[Opening SOURCE RECORDS section]
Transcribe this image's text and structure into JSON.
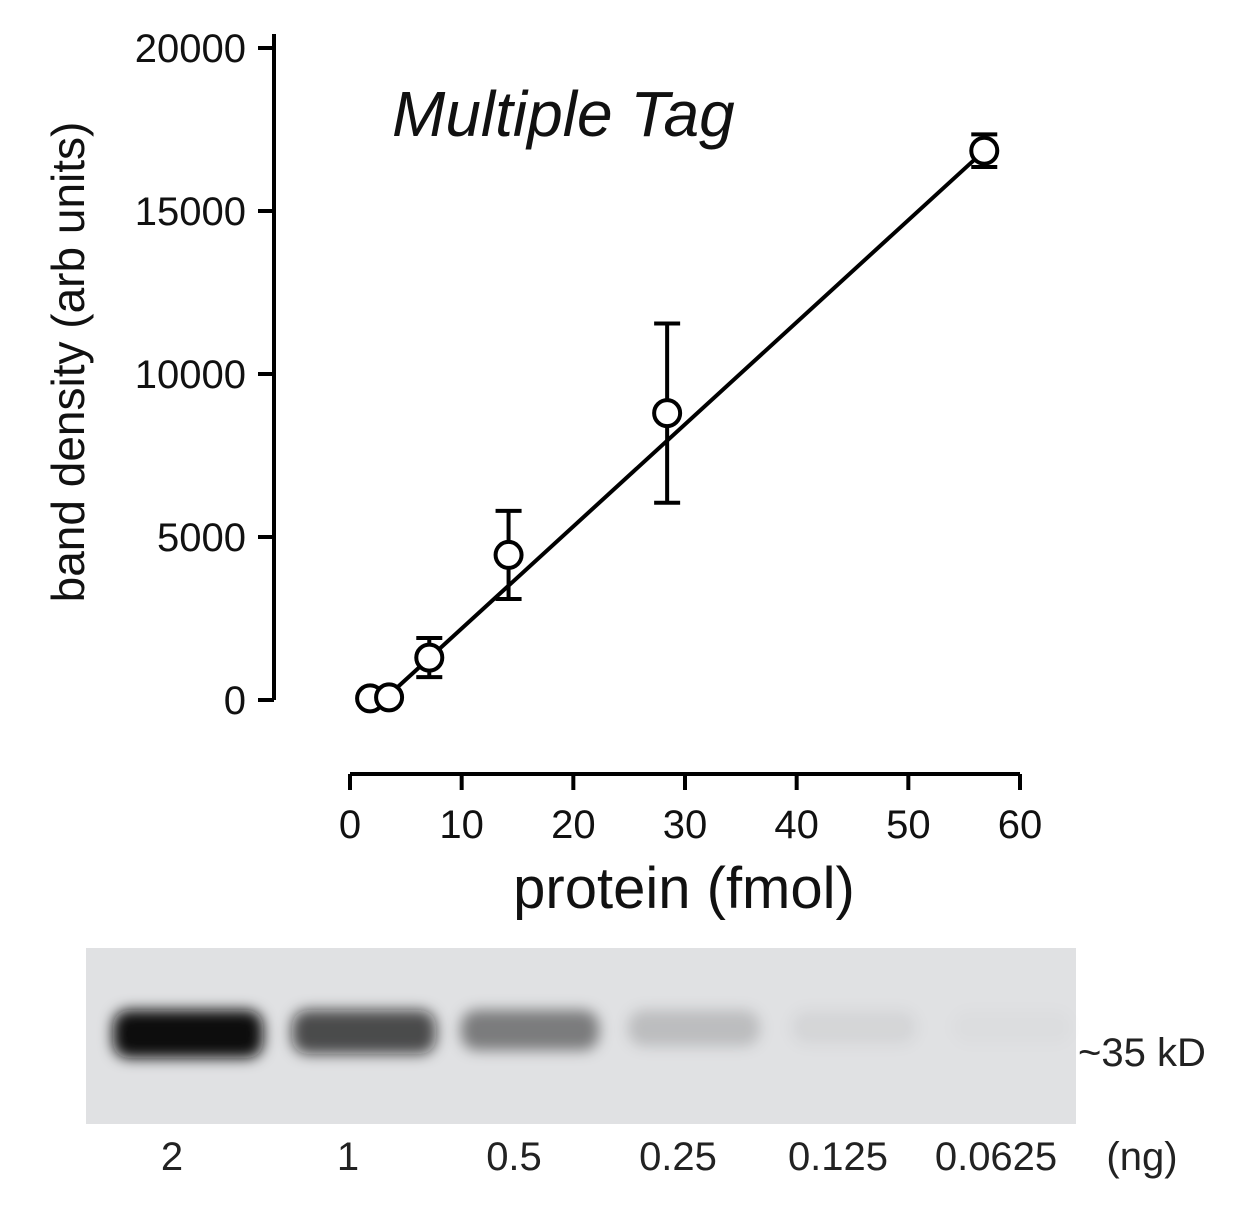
{
  "chart_data": {
    "type": "scatter",
    "title": "Multiple Tag",
    "xlabel": "protein (fmol)",
    "ylabel": "band density (arb units)",
    "xlim": [
      0,
      60
    ],
    "ylim": [
      0,
      20000
    ],
    "x_ticks": [
      "0",
      "10",
      "20",
      "30",
      "40",
      "50",
      "60"
    ],
    "y_ticks": [
      "0",
      "5000",
      "10000",
      "15000",
      "20000"
    ],
    "grid": false,
    "points": [
      {
        "x": 1.8,
        "y": 50,
        "err": 0
      },
      {
        "x": 3.5,
        "y": 80,
        "err": 0
      },
      {
        "x": 7.1,
        "y": 1300,
        "err": 600
      },
      {
        "x": 14.2,
        "y": 4450,
        "err": 1350
      },
      {
        "x": 28.4,
        "y": 8800,
        "err": 2750
      },
      {
        "x": 56.8,
        "y": 16850,
        "err": 500
      }
    ],
    "fit_line": {
      "x": [
        3,
        56.8
      ],
      "y": [
        0,
        16850
      ]
    }
  },
  "blot": {
    "marker_label": "~35 kD",
    "unit_label": "(ng)",
    "lanes": [
      {
        "label": "2",
        "intensity": 1.0
      },
      {
        "label": "1",
        "intensity": 0.72
      },
      {
        "label": "0.5",
        "intensity": 0.45
      },
      {
        "label": "0.25",
        "intensity": 0.16
      },
      {
        "label": "0.125",
        "intensity": 0.05
      },
      {
        "label": "0.0625",
        "intensity": 0.015
      }
    ]
  }
}
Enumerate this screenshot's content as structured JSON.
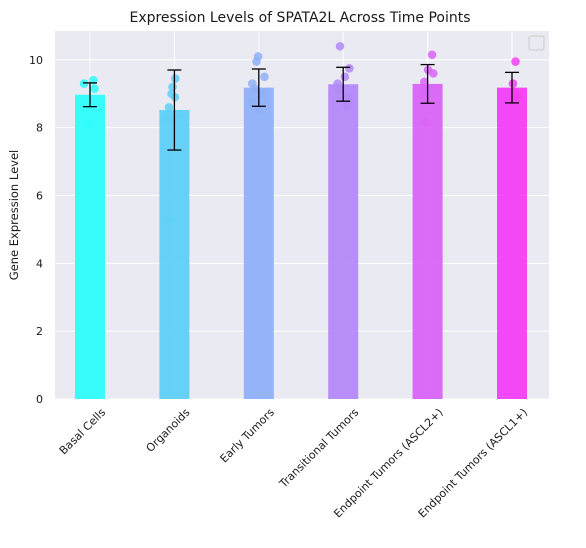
{
  "chart_data": {
    "type": "bar",
    "title": "Expression Levels of SPATA2L Across Time Points",
    "ylabel": "Gene Expression Level",
    "xlabel": "",
    "ylim": [
      0,
      10.85
    ],
    "yticks": [
      0,
      2,
      4,
      6,
      8,
      10
    ],
    "grid": true,
    "legend": "top-right, empty",
    "categories": [
      "Basal Cells",
      "Organoids",
      "Early Tumors",
      "Transitional Tumors",
      "Endpoint Tumors (ASCL2+)",
      "Endpoint Tumors (ASCL1+)"
    ],
    "values": [
      8.97,
      8.52,
      9.18,
      9.28,
      9.29,
      9.18
    ],
    "errors": [
      0.35,
      1.18,
      0.55,
      0.5,
      0.57,
      0.45
    ],
    "colors": [
      "#2efcfc",
      "#5fd0f5",
      "#8fb0f8",
      "#b489f7",
      "#d964f7",
      "#f43ff5"
    ],
    "points": [
      [
        9.4,
        9.3,
        8.1,
        9.15
      ],
      [
        9.45,
        9.2,
        9.0,
        8.9,
        8.6,
        8.3,
        8.4,
        5.3
      ],
      [
        10.1,
        9.95,
        9.5,
        9.3,
        9.0,
        8.75,
        8.5,
        9.15
      ],
      [
        10.4,
        9.75,
        9.5,
        9.3,
        9.1,
        8.9,
        8.65
      ],
      [
        10.15,
        9.7,
        9.6,
        9.35,
        9.1,
        8.95,
        8.15
      ],
      [
        9.95,
        9.3,
        9.05,
        8.95,
        8.9
      ]
    ]
  }
}
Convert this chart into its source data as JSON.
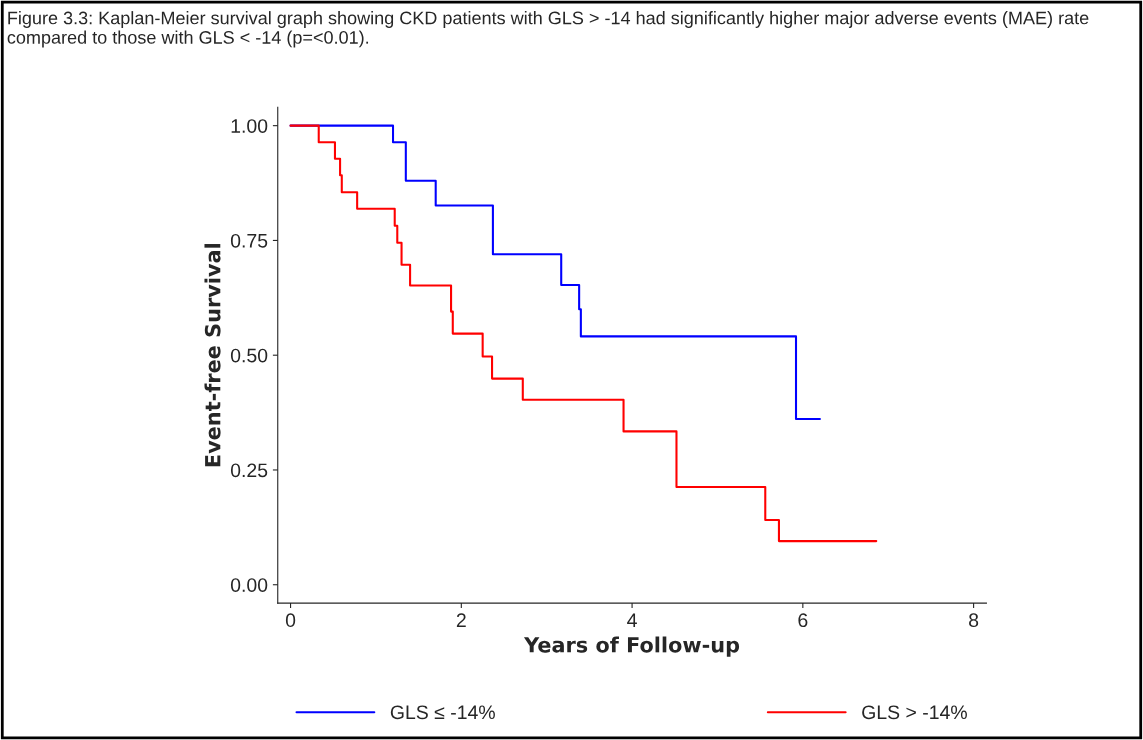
{
  "chart_data": {
    "type": "step",
    "title": "Figure 3.3: Kaplan-Meier survival graph showing CKD patients with GLS > -14 had significantly higher major adverse events (MAE) rate compared to those with GLS < -14 (p=<0.01).",
    "xlabel": "Years of Follow-up",
    "ylabel": "Event-free Survival",
    "xlim": [
      -0.15,
      8.15
    ],
    "xticks": [
      0,
      2,
      4,
      6,
      8
    ],
    "ylim": [
      -0.04,
      1.04
    ],
    "yticks": [
      {
        "value": 0,
        "label": "0.00"
      },
      {
        "value": 0.25,
        "label": "0.25"
      },
      {
        "value": 0.5,
        "label": "0.50"
      },
      {
        "value": 0.75,
        "label": "0.75"
      },
      {
        "value": 1,
        "label": "1.00"
      }
    ],
    "grid": false,
    "legend": "bottom",
    "series": [
      {
        "name": "GLS ≤ -14%",
        "color": "#0000ff",
        "x": [
          0,
          1.2,
          1.35,
          1.7,
          2.37,
          3.17,
          3.38,
          3.4,
          5.92,
          6.2
        ],
        "values": [
          1.0,
          0.964,
          0.88,
          0.826,
          0.72,
          0.653,
          0.6,
          0.541,
          0.361,
          0.361
        ]
      },
      {
        "name": "GLS > -14%",
        "color": "#ff0000",
        "x": [
          0,
          0.33,
          0.52,
          0.58,
          0.6,
          0.78,
          1.22,
          1.25,
          1.3,
          1.4,
          1.88,
          1.9,
          2.25,
          2.36,
          2.72,
          3.9,
          4.52,
          5.56,
          5.72,
          6.86
        ],
        "values": [
          1.0,
          0.964,
          0.928,
          0.892,
          0.855,
          0.819,
          0.782,
          0.745,
          0.697,
          0.652,
          0.595,
          0.547,
          0.497,
          0.449,
          0.403,
          0.334,
          0.213,
          0.141,
          0.095,
          0.095
        ]
      }
    ]
  }
}
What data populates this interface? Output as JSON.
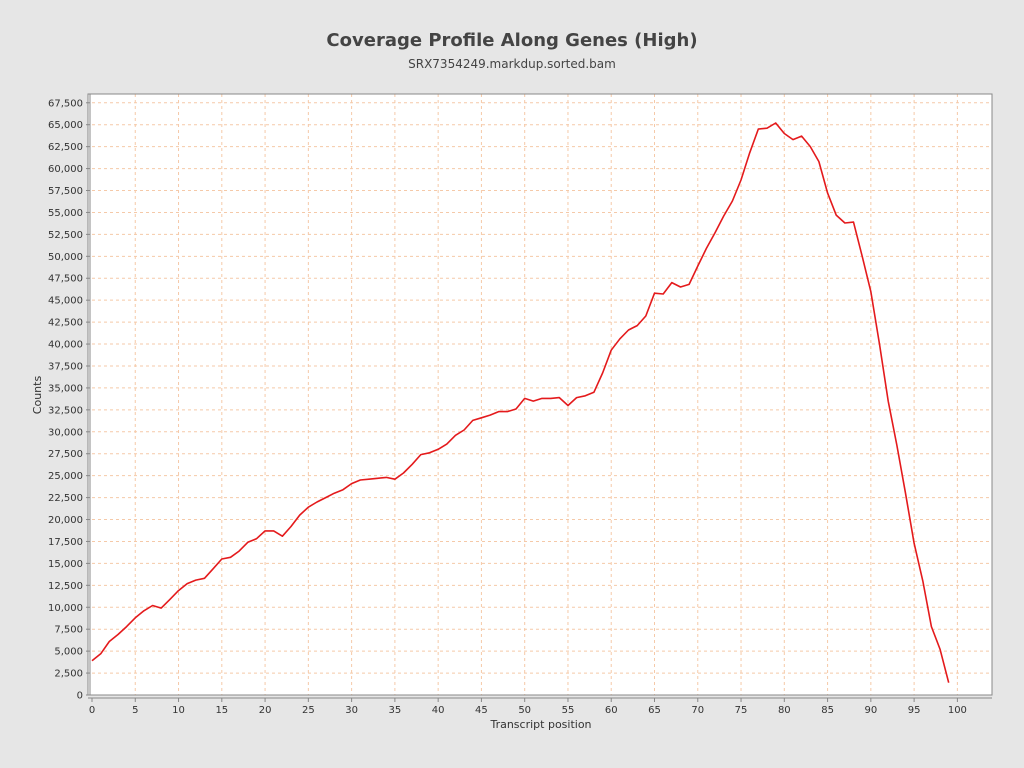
{
  "chart_data": {
    "type": "line",
    "title": "Coverage Profile Along Genes (High)",
    "subtitle": "SRX7354249.markdup.sorted.bam",
    "xlabel": "Transcript position",
    "ylabel": "Counts",
    "xlim": [
      0,
      104
    ],
    "ylim": [
      0,
      68500
    ],
    "xticks": [
      0,
      5,
      10,
      15,
      20,
      25,
      30,
      35,
      40,
      45,
      50,
      55,
      60,
      65,
      70,
      75,
      80,
      85,
      90,
      95,
      100
    ],
    "xtick_labels": [
      "0",
      "5",
      "10",
      "15",
      "20",
      "25",
      "30",
      "35",
      "40",
      "45",
      "50",
      "55",
      "60",
      "65",
      "70",
      "75",
      "80",
      "85",
      "90",
      "95",
      "100"
    ],
    "yticks": [
      0,
      2500,
      5000,
      7500,
      10000,
      12500,
      15000,
      17500,
      20000,
      22500,
      25000,
      27500,
      30000,
      32500,
      35000,
      37500,
      40000,
      42500,
      45000,
      47500,
      50000,
      52500,
      55000,
      57500,
      60000,
      62500,
      65000,
      67500
    ],
    "ytick_labels": [
      "0",
      "2,500",
      "5,000",
      "7,500",
      "10,000",
      "12,500",
      "15,000",
      "17,500",
      "20,000",
      "22,500",
      "25,000",
      "27,500",
      "30,000",
      "32,500",
      "35,000",
      "37,500",
      "40,000",
      "42,500",
      "45,000",
      "47,500",
      "50,000",
      "52,500",
      "55,000",
      "57,500",
      "60,000",
      "62,500",
      "65,000",
      "67,500"
    ],
    "grid": true,
    "colors": {
      "line": "#e41a1c",
      "grid": "#f5c9a8",
      "plot_bg": "#ffffff",
      "page_bg": "#e6e6e6"
    },
    "series": [
      {
        "x": [
          0,
          1,
          2,
          3,
          4,
          5,
          6,
          7,
          8,
          9,
          10,
          11,
          12,
          13,
          14,
          15,
          16,
          17,
          18,
          19,
          20,
          21,
          22,
          23,
          24,
          25,
          26,
          27,
          28,
          29,
          30,
          31,
          32,
          33,
          34,
          35,
          36,
          37,
          38,
          39,
          40,
          41,
          42,
          43,
          44,
          45,
          46,
          47,
          48,
          49,
          50,
          51,
          52,
          53,
          54,
          55,
          56,
          57,
          58,
          59,
          60,
          61,
          62,
          63,
          64,
          65,
          66,
          67,
          68,
          69,
          70,
          71,
          72,
          73,
          74,
          75,
          76,
          77,
          78,
          79,
          80,
          81,
          82,
          83,
          84,
          85,
          86,
          87,
          88,
          89,
          90,
          91,
          92,
          93,
          94,
          95,
          96,
          97,
          98,
          99
        ],
        "values": [
          3900,
          4700,
          6100,
          6900,
          7800,
          8800,
          9600,
          10200,
          9900,
          10900,
          11900,
          12700,
          13100,
          13300,
          14400,
          15500,
          15700,
          16400,
          17400,
          17800,
          18700,
          18700,
          18100,
          19200,
          20500,
          21400,
          22000,
          22500,
          23000,
          23400,
          24100,
          24500,
          24600,
          24700,
          24800,
          24600,
          25300,
          26300,
          27400,
          27600,
          28000,
          28600,
          29600,
          30200,
          31300,
          31600,
          31900,
          32300,
          32300,
          32600,
          33800,
          33500,
          33800,
          33800,
          33900,
          33000,
          33900,
          34100,
          34500,
          36700,
          39300,
          40600,
          41600,
          42100,
          43200,
          45800,
          45700,
          47000,
          46500,
          46800,
          48900,
          50900,
          52700,
          54600,
          56300,
          58700,
          61800,
          64500,
          64600,
          65200,
          64000,
          63300,
          63700,
          62500,
          60800,
          57200,
          54700,
          53800,
          53900,
          50000,
          46000,
          40000,
          33500,
          28500,
          23000,
          17300,
          13000,
          7800,
          5200,
          1400
        ]
      }
    ]
  }
}
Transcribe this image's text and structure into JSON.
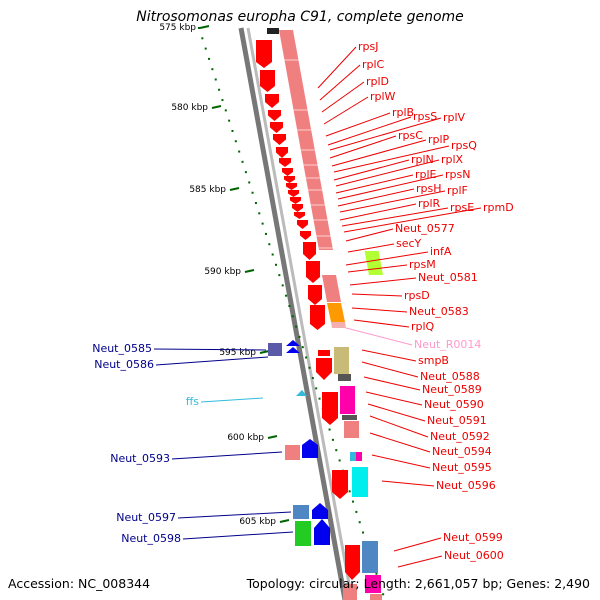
{
  "title": "Nitrosomonas europha C91, complete genome",
  "scale_labels": [
    {
      "kbp": 575,
      "text": "575 kbp"
    },
    {
      "kbp": 580,
      "text": "580 kbp"
    },
    {
      "kbp": 585,
      "text": "585 kbp"
    },
    {
      "kbp": 590,
      "text": "590 kbp"
    },
    {
      "kbp": 595,
      "text": "595 kbp"
    },
    {
      "kbp": 600,
      "text": "600 kbp"
    },
    {
      "kbp": 605,
      "text": "605 kbp"
    }
  ],
  "right_labels": [
    "rpsJ",
    "rplC",
    "rplD",
    "rplW",
    "rplB",
    "rpsS",
    "rplV",
    "rpsC",
    "rplP",
    "rpsQ",
    "rplN",
    "rplX",
    "rplE",
    "rpsN",
    "rpsH",
    "rplF",
    "rplR",
    "rpsE",
    "rpmD",
    "Neut_0577",
    "secY",
    "infA",
    "rpsM",
    "Neut_0581",
    "rpsD",
    "Neut_0583",
    "rplQ",
    "Neut_R0014",
    "smpB",
    "Neut_0588",
    "Neut_0589",
    "Neut_0590",
    "Neut_0591",
    "Neut_0592",
    "Neut_0594",
    "Neut_0595",
    "Neut_0596",
    "Neut_0599",
    "Neut_0600"
  ],
  "left_labels": [
    "Neut_0585",
    "Neut_0586",
    "ffs",
    "Neut_0593",
    "Neut_0597",
    "Neut_0598"
  ],
  "colors": {
    "red_gene": "#ff0000",
    "red_label": "#ee0000",
    "blue_label": "#00008b",
    "pink_label": "#ff99cc",
    "cyan_label": "#33bbdd",
    "salmon": "#f08080",
    "lime": "#b2ff33",
    "orange": "#ff9900",
    "khaki": "#c8bb77",
    "magenta": "#ff00aa",
    "cyan": "#00eeee",
    "steelblue": "#4f87c4",
    "green": "#22cc22",
    "blue": "#0000ee",
    "slate": "#5a5aa8",
    "tick_green": "#006400"
  },
  "footer": {
    "accession": "Accession: NC_008344",
    "summary": "Topology: circular; Length: 2,661,057 bp; Genes: 2,490"
  }
}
[Closing SOURCE RECORDS section]
Using the entries, state how many of their lines hold "Expression"; give the number and no more.

2